───── TEXT UNDER STUDY ─────

But make no mistake—the racial disparities in skin cancer survival rates are not solely based on insufficient information and sunscreen. There are many more factors at play.
Factors tied to lower socioeconomic status, like a lack of access to preventive screenings, absent or low-quality health insurance, and poor medical care can translate into worse health outcomes for people of color, according to the American Cancer Society’s 2016-2018 report on cancer in African Americans. And without insurance, skin cancer screenings are likely to be an afterthought. According to the United States Census Bureau’s 2016 report, all non-white populations had higher uninsurance rates than white people: 16 percent of Hispanic-origin people were uninsured, compared with 10.5 percent of black people, 7.6 percent of Asian people, and 6.3 percent of white people.
Even the toll of combatting discrimination and racism can affect health disparities, as chronic socioeconomic and race-related stress may contribute to poorer health outcomes, according to the American Psychological Association.

───── GIVEN ENTRIES ─────

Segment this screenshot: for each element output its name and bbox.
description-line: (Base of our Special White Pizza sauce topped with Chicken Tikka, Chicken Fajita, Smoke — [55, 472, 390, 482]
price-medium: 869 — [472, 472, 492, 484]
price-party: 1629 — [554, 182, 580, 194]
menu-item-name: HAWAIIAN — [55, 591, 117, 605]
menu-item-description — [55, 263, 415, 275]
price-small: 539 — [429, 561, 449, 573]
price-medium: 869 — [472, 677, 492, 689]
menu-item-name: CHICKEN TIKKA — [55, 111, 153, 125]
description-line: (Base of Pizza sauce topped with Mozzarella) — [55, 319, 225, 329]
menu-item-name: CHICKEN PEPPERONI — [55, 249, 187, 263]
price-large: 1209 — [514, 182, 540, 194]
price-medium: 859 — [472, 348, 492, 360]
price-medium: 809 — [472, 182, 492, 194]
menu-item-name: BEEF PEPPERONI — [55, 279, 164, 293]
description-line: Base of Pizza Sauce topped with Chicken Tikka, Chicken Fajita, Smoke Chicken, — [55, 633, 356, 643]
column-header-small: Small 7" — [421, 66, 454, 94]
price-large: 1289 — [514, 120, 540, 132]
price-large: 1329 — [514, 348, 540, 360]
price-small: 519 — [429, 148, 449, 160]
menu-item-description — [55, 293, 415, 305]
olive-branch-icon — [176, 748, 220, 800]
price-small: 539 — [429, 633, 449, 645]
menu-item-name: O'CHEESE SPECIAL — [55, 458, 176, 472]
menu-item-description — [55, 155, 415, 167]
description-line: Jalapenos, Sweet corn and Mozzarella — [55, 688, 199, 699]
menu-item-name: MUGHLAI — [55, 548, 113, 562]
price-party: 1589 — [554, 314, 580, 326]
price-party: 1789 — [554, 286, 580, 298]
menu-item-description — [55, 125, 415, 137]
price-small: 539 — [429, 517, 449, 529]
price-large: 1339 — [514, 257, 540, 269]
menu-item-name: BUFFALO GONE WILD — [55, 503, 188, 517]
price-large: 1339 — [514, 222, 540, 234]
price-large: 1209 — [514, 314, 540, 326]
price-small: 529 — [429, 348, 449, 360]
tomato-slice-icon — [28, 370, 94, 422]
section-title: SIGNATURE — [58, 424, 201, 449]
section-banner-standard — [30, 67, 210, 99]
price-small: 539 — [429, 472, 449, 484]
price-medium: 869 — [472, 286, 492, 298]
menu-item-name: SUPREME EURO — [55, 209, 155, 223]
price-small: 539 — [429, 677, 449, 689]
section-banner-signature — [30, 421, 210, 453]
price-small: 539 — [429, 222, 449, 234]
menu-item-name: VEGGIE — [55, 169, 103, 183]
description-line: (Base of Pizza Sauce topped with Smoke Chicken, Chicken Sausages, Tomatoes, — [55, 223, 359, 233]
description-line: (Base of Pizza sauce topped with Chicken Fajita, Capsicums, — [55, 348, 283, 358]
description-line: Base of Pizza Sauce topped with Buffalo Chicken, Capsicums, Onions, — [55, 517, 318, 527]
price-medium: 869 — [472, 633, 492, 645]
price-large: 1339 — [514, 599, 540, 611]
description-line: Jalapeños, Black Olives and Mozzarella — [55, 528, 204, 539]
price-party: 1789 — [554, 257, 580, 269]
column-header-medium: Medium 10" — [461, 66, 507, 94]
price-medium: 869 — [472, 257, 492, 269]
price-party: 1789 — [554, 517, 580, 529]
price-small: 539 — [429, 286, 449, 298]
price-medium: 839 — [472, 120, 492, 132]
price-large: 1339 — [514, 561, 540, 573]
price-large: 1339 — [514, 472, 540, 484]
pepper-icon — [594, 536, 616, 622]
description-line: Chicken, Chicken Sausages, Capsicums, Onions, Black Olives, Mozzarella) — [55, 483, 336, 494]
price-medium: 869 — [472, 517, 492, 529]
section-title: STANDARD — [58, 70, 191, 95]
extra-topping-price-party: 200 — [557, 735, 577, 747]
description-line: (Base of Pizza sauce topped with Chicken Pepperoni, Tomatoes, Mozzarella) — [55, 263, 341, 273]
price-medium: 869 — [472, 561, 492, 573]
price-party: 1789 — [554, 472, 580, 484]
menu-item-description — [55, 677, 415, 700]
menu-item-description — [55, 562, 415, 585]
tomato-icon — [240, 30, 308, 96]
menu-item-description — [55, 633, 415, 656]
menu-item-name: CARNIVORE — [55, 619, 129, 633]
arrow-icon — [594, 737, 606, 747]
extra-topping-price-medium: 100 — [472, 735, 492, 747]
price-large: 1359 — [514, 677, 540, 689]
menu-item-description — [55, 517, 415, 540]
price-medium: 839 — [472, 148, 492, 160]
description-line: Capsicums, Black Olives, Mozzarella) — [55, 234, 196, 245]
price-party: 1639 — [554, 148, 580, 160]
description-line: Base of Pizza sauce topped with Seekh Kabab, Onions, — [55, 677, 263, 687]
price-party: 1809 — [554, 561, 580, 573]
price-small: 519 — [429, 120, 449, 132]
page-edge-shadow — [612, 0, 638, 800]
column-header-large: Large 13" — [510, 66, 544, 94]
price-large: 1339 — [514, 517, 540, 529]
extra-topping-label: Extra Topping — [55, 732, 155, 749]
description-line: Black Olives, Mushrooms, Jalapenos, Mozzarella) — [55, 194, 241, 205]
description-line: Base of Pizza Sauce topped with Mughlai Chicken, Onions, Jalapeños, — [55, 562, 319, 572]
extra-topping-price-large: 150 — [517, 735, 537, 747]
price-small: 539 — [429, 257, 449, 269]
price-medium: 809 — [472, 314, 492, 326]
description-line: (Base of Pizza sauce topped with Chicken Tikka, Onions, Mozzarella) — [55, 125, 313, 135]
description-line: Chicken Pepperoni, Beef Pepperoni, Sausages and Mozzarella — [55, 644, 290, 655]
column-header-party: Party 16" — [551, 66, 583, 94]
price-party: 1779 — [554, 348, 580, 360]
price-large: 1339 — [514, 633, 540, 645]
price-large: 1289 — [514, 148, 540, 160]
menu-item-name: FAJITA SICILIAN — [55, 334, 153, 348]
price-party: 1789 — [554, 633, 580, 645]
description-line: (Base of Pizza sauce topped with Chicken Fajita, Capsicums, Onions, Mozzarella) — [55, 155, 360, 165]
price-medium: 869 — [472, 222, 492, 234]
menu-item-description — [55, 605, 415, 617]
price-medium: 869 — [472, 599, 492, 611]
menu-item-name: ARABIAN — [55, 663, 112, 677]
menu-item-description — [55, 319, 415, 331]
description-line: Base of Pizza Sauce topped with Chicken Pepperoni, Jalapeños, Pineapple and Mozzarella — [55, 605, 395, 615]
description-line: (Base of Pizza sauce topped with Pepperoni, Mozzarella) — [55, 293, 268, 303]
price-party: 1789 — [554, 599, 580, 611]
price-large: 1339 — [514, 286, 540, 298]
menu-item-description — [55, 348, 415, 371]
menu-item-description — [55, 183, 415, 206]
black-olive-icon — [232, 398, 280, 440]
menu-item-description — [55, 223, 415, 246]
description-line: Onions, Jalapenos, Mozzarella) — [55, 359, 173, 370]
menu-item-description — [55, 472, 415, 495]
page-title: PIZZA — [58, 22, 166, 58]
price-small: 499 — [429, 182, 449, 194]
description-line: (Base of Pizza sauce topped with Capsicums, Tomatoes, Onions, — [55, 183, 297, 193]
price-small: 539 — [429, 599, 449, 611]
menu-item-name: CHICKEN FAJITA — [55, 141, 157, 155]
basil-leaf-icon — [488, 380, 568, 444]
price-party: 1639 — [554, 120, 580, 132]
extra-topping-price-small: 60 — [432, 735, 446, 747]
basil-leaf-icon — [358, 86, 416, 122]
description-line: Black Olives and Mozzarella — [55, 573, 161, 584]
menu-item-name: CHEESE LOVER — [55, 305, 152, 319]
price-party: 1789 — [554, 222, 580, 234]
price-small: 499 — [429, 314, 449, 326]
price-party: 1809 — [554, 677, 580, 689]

─────

> [WHAT YOU WILL DO]: Write out the passage on racial gaps in skin cancer survival again in full, word for word.

> [WRITTEN SOLUTION]:
But make no mistake—the racial disparities in skin cancer survival rates are not solely based on insufficient information and sunscreen. There are many more factors at play.
Factors tied to lower socioeconomic status, like a lack of access to preventive screenings, absent or low-quality health insurance, and poor medical care can translate into worse health outcomes for people of color, according to the American Cancer Society’s 2016-2018 report on cancer in African Americans. And without insurance, skin cancer screenings are likely to be an afterthought. According to the United States Census Bureau’s 2016 report, all non-white populations had higher uninsurance rates than white people: 16 percent of Hispanic-origin people were uninsured, compared with 10.5 percent of black people, 7.6 percent of Asian people, and 6.3 percent of white people.
Even the toll of combatting discrimination and racism can affect health disparities, as chronic socioeconomic and race-related stress may contribute to poorer health outcomes, according to the American Psychological Association.